--- INSTRUCTION ---
Can you copy the material below word for word, from its first line up to and including the line containing "Text: 1: 1 xyxy=(58,112,63,122)"?

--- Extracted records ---
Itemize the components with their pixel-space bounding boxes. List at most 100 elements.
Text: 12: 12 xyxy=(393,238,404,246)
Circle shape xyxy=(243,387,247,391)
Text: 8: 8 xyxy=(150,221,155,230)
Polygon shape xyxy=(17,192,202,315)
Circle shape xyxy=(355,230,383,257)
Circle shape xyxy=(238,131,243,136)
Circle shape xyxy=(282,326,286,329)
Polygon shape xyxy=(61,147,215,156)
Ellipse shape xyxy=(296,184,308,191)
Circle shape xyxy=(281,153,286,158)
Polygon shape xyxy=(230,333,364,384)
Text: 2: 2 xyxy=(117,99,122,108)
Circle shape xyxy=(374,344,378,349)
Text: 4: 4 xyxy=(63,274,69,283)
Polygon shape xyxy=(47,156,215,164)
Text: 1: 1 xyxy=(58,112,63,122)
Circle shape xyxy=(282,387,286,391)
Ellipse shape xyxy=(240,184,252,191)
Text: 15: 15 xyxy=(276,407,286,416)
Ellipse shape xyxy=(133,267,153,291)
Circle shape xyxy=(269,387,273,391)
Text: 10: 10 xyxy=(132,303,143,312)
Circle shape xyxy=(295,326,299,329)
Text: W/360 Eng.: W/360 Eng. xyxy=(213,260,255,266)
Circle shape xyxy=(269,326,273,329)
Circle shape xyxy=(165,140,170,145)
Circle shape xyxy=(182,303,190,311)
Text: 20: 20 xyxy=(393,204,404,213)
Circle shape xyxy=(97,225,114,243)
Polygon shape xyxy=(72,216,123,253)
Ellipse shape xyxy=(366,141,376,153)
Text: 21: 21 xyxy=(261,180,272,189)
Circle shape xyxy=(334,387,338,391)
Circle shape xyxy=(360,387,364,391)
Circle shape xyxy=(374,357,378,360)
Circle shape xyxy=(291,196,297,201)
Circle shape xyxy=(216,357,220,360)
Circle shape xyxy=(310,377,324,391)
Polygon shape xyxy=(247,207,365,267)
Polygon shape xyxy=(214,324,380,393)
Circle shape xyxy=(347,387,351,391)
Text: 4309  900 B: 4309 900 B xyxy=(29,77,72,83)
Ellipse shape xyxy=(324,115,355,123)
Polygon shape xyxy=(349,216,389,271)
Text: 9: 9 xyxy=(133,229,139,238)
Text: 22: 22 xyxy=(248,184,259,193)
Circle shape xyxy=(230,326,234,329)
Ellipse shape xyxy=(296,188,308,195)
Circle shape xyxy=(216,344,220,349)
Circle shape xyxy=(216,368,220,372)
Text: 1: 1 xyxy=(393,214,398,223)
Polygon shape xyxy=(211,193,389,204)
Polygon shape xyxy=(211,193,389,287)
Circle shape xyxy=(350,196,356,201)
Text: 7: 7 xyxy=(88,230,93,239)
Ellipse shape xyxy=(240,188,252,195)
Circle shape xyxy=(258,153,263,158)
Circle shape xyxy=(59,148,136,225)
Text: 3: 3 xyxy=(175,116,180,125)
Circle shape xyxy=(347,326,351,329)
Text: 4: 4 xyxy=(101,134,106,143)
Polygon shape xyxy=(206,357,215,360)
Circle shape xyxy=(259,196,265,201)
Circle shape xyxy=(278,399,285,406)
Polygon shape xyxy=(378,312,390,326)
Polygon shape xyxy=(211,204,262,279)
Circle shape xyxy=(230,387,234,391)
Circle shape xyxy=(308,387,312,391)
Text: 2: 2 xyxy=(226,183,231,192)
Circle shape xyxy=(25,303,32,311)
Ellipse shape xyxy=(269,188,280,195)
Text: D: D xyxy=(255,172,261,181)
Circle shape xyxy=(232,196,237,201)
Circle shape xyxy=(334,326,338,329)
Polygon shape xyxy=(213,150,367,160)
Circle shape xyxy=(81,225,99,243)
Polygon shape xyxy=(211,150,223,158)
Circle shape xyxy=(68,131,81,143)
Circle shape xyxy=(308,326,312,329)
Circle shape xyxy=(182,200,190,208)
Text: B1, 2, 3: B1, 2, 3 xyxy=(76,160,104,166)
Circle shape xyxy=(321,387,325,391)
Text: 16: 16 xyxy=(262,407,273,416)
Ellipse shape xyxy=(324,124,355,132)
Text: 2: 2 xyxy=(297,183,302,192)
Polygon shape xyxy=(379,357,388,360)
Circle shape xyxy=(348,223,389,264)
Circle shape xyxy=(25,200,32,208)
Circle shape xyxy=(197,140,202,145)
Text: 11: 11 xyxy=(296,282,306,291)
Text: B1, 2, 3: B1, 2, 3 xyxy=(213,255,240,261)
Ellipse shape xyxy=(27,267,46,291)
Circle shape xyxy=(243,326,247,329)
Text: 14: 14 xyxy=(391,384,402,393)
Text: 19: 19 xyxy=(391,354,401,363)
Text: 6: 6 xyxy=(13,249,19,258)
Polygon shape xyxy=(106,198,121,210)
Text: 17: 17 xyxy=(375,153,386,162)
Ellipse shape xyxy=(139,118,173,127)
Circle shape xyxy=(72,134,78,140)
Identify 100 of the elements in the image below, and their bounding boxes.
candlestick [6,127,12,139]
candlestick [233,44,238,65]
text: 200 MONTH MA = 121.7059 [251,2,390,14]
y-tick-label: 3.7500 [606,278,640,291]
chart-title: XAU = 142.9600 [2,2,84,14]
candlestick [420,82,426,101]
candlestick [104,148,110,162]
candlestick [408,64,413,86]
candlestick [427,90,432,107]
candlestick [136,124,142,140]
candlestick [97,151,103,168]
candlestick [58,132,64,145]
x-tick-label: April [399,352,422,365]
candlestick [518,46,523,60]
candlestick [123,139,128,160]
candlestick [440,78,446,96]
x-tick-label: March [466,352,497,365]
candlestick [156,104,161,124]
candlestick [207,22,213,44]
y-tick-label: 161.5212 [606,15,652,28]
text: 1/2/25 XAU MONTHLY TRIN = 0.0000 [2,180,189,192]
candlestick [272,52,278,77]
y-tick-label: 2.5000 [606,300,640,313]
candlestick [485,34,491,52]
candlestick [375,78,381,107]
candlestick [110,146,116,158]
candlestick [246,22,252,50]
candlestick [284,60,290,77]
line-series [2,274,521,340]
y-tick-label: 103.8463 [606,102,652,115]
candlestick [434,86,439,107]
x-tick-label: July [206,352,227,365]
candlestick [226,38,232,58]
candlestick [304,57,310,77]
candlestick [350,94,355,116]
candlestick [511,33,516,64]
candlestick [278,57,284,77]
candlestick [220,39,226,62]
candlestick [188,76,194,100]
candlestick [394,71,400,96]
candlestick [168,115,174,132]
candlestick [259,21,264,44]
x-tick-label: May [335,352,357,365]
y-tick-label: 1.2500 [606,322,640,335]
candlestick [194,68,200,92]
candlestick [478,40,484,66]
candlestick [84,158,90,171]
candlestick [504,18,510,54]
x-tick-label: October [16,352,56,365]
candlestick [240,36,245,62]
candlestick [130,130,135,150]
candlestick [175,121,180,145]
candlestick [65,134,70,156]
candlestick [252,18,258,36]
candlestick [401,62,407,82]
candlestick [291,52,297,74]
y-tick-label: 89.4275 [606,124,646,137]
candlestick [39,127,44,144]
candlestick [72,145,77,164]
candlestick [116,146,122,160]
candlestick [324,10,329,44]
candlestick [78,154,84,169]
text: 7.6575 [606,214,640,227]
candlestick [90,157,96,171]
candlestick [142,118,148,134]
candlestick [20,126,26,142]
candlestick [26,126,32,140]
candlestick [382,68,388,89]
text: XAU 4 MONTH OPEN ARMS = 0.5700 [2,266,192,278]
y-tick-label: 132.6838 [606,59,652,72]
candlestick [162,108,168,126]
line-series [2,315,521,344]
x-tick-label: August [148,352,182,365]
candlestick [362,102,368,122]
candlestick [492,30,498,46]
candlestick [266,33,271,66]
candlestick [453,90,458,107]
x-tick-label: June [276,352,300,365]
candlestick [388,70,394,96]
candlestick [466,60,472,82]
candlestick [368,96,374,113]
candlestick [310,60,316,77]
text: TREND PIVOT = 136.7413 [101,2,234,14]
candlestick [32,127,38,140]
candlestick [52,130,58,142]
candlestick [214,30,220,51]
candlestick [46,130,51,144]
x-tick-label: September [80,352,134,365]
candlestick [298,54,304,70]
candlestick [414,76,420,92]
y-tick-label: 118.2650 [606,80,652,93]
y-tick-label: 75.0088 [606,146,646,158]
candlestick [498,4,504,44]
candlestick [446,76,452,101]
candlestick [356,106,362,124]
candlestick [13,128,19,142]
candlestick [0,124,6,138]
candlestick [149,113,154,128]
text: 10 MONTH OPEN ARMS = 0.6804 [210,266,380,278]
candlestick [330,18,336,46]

--- ANSWER ---
Itemize the components with their pixel-space bounding boxes. List at most 100 elements.
Text: 12: 12 xyxy=(393,238,404,246)
Circle shape xyxy=(243,387,247,391)
Text: 8: 8 xyxy=(150,221,155,230)
Polygon shape xyxy=(17,192,202,315)
Circle shape xyxy=(355,230,383,257)
Circle shape xyxy=(238,131,243,136)
Circle shape xyxy=(282,326,286,329)
Polygon shape xyxy=(61,147,215,156)
Ellipse shape xyxy=(296,184,308,191)
Circle shape xyxy=(281,153,286,158)
Polygon shape xyxy=(230,333,364,384)
Text: 2: 2 xyxy=(117,99,122,108)
Circle shape xyxy=(374,344,378,349)
Text: 4: 4 xyxy=(63,274,69,283)
Polygon shape xyxy=(47,156,215,164)
Text: 1: 1 xyxy=(58,112,63,122)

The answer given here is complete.